Aim of the task: Identify every line in the records below that contains the word "simpliciter", and reproduce each one.
## begin
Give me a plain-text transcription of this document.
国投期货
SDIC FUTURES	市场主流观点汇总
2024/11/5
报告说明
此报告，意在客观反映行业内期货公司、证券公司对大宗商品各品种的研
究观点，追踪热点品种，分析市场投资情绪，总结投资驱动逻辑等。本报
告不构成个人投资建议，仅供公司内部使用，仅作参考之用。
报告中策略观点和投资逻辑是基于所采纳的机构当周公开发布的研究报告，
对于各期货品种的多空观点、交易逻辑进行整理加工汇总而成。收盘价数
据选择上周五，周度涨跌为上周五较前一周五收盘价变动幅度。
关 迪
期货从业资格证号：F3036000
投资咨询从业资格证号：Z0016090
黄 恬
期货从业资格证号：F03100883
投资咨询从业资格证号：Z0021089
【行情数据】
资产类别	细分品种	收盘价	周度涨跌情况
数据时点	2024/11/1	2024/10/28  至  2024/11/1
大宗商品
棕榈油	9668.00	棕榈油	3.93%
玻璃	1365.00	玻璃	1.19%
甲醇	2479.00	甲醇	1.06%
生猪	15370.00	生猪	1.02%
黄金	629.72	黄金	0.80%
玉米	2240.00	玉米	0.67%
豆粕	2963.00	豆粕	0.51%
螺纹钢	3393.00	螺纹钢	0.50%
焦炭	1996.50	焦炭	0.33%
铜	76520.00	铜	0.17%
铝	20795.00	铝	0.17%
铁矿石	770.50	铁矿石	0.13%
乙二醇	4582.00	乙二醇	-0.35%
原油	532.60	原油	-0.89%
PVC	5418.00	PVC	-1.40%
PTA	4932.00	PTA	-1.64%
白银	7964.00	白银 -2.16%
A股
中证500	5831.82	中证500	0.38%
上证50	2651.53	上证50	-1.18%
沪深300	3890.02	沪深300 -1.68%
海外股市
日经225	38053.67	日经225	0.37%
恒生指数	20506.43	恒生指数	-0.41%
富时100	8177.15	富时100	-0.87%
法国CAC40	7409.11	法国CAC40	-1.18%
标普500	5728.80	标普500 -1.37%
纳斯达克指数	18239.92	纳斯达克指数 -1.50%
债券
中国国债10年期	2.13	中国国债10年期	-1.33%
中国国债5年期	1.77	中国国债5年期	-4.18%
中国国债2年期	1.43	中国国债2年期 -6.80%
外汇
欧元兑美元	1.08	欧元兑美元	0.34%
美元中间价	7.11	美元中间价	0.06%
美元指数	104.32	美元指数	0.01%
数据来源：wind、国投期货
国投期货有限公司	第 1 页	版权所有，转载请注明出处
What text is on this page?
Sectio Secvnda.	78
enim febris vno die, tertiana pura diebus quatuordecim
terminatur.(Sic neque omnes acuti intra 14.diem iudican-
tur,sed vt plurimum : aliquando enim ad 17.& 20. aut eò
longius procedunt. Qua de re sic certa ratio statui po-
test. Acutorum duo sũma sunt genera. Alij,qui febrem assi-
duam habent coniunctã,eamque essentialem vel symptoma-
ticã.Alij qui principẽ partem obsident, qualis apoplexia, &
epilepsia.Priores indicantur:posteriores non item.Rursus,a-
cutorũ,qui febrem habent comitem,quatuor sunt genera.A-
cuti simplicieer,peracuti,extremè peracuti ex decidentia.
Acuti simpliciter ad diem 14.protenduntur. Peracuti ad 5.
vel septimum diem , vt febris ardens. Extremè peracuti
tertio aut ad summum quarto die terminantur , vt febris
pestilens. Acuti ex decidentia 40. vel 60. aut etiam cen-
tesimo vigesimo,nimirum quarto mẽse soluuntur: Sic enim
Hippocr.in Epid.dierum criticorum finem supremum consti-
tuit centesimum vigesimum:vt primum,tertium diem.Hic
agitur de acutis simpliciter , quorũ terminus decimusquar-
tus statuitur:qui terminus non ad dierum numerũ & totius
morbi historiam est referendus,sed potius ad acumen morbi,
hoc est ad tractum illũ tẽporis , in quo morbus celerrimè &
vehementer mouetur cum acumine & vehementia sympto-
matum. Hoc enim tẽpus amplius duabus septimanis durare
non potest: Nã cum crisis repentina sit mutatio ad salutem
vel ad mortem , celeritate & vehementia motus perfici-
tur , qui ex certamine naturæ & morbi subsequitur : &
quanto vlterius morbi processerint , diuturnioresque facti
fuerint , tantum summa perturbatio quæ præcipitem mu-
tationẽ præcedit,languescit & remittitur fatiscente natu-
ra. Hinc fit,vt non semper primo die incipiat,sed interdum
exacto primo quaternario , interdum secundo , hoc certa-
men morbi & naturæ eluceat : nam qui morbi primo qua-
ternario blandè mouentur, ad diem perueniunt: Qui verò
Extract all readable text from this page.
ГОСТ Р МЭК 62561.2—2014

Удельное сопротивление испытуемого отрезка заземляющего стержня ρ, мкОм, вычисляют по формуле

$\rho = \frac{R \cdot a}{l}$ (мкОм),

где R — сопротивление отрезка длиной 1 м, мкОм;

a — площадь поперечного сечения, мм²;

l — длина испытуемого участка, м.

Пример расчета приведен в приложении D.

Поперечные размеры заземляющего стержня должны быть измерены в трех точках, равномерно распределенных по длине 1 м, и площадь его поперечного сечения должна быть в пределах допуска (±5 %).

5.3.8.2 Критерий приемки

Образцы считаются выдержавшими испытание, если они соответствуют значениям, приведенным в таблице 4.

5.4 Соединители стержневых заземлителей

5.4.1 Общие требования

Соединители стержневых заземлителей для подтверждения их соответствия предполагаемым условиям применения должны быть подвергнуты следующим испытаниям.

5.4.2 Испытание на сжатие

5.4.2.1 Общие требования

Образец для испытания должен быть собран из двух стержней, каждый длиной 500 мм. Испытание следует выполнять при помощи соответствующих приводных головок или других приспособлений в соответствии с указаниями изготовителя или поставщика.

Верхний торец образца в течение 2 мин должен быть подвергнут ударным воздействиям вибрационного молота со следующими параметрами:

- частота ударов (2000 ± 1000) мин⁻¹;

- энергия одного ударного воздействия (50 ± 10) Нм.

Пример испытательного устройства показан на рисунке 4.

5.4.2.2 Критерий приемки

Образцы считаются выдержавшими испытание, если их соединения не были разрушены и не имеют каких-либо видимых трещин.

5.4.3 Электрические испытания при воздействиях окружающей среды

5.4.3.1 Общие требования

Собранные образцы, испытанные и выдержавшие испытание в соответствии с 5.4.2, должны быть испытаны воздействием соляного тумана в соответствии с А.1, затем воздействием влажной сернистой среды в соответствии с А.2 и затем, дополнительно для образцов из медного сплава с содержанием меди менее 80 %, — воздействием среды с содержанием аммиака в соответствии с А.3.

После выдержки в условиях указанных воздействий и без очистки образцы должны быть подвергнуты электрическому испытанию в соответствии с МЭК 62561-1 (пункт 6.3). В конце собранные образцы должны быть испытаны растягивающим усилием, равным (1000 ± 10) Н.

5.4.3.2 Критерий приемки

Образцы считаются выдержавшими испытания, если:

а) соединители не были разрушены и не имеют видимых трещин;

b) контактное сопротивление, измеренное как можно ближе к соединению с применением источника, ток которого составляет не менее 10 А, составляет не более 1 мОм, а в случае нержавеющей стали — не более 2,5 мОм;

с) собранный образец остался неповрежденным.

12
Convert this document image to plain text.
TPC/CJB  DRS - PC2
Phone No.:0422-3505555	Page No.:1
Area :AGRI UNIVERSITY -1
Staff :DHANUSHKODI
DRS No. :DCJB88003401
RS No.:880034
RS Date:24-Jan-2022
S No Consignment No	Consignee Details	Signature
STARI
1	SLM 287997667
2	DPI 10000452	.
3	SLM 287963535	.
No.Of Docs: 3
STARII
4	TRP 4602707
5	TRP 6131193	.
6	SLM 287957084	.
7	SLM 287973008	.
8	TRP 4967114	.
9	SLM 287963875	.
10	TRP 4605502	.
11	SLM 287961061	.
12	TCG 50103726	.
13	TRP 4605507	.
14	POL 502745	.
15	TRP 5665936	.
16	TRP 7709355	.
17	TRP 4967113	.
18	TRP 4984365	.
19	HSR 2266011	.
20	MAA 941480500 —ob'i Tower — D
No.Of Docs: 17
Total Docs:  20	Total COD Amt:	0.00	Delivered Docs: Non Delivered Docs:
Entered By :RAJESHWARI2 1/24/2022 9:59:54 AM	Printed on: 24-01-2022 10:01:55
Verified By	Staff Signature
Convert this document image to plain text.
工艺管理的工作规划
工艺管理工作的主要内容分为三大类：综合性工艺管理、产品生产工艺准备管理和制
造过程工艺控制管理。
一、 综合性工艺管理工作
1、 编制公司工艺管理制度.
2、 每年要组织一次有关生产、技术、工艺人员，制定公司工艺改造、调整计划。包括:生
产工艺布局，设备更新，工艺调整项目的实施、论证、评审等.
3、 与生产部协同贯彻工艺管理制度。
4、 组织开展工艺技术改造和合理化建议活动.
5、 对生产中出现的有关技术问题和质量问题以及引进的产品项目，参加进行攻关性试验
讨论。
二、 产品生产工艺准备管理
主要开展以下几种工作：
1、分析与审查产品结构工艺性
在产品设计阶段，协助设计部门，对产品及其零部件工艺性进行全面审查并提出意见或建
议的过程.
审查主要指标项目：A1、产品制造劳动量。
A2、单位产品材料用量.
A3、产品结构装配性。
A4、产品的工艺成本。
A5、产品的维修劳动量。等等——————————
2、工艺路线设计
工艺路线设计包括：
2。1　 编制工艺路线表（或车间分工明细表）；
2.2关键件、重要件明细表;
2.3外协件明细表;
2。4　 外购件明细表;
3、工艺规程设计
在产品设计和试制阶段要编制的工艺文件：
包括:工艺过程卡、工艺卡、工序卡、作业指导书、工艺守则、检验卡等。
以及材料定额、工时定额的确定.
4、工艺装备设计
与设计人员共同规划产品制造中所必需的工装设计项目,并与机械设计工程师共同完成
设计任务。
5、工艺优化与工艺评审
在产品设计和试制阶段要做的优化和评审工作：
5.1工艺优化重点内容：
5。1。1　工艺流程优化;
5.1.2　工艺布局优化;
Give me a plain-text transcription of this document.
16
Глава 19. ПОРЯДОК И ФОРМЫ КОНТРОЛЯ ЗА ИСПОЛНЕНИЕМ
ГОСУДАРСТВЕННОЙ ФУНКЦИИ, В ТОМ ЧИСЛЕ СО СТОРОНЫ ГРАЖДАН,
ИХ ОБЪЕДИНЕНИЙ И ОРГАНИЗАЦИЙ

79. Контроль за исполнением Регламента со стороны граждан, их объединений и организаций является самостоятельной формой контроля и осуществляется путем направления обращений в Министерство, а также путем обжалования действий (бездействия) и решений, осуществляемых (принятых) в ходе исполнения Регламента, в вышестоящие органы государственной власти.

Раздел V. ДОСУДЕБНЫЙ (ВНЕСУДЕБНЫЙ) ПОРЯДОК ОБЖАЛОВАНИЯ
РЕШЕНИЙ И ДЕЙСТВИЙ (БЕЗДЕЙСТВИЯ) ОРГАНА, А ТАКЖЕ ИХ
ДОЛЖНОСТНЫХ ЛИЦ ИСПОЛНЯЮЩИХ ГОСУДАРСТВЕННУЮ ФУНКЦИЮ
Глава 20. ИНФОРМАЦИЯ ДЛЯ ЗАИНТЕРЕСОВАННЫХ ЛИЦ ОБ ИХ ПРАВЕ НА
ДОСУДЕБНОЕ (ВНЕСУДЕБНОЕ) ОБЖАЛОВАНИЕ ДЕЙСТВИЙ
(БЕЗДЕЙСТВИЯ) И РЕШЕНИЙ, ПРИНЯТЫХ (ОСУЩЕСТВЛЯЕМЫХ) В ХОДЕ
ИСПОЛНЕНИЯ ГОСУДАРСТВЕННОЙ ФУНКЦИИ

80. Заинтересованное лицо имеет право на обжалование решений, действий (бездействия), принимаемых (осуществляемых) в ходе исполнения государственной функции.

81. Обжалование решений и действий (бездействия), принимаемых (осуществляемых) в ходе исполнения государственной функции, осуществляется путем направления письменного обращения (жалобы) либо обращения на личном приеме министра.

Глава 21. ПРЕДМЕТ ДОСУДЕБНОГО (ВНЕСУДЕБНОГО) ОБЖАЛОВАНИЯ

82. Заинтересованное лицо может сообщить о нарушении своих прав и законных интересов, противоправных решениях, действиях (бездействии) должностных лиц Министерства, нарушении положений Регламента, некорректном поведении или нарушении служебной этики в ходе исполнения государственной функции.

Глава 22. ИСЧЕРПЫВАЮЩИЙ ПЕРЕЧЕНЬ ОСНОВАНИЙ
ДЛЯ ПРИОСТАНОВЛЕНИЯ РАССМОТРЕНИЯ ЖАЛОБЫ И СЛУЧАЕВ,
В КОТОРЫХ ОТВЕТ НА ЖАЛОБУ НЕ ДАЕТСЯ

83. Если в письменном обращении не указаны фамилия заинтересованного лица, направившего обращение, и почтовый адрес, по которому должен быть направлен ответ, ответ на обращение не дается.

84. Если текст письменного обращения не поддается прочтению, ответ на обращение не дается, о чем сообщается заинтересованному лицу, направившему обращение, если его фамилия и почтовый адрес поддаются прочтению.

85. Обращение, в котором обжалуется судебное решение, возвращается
## end
Right answer:
Acuti simpliciter ad diem 14.protenduntur. Peracuti ad 5.
agitur de acutis simpliciter , quorũ terminus decimusquar-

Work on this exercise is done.